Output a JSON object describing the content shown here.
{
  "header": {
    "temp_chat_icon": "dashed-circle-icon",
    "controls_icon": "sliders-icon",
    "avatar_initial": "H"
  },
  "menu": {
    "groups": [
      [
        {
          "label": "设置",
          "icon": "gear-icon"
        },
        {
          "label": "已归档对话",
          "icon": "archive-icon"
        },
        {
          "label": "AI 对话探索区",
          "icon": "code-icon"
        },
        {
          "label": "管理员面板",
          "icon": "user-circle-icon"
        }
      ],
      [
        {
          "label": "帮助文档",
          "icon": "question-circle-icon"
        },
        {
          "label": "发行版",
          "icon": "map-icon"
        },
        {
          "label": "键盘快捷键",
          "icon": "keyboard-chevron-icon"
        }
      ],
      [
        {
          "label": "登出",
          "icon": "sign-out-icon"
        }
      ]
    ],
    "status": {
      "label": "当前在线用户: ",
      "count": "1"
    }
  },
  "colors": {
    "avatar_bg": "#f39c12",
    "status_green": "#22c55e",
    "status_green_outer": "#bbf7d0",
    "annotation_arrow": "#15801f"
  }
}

##########

Aim:
Count the lines of the data that include the string "label", and give only that number.

Task answer:
9